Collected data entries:
>> Begin
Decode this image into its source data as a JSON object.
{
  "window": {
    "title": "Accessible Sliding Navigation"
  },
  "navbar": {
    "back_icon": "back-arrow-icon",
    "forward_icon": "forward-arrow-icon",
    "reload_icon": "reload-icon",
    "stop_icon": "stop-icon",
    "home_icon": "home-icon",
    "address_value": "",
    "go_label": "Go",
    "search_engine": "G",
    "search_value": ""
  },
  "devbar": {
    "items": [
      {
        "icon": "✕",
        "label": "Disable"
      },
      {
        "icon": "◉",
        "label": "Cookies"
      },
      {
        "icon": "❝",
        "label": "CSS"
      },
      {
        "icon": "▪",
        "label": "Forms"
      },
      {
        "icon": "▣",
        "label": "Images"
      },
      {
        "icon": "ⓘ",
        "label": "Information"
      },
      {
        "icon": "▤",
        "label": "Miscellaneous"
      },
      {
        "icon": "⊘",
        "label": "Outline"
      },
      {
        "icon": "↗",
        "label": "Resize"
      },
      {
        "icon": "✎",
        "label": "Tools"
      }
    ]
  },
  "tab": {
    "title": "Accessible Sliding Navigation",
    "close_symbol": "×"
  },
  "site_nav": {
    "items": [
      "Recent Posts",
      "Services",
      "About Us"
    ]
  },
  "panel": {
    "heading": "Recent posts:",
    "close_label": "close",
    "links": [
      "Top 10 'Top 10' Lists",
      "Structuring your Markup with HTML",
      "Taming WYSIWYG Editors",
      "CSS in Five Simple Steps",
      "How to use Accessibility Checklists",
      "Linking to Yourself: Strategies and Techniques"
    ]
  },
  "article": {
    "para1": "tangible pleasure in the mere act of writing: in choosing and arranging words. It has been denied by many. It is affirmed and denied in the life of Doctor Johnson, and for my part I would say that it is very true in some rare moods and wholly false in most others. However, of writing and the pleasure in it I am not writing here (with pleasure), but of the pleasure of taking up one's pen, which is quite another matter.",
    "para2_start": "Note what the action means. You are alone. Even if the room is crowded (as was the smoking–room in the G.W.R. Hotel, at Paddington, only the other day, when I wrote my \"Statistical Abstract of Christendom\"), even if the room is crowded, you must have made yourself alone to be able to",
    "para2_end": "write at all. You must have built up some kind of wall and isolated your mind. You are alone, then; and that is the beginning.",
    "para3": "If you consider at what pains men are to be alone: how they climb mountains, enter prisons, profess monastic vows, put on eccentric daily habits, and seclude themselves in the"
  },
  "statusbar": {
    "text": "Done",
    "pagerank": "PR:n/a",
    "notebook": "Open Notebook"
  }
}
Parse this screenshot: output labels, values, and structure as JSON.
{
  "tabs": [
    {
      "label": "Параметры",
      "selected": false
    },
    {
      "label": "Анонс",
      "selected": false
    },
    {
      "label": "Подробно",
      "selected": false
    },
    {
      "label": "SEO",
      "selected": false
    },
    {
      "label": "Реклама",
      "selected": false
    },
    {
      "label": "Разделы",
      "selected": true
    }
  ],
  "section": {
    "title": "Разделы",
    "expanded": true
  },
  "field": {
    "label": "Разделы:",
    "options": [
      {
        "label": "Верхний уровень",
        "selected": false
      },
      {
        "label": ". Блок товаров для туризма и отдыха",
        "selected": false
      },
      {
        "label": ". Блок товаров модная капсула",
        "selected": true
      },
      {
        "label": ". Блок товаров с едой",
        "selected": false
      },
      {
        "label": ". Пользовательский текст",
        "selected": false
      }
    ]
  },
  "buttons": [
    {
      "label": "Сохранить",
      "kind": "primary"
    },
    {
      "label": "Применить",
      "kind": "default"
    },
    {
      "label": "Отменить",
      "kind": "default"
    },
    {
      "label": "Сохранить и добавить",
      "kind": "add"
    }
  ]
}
>> End
→ GOAL OF THE EXERCISE:
In the entries above, count each line holding "Accessible" and report the total and nothing more.

→ WRITTEN ANSWER:
2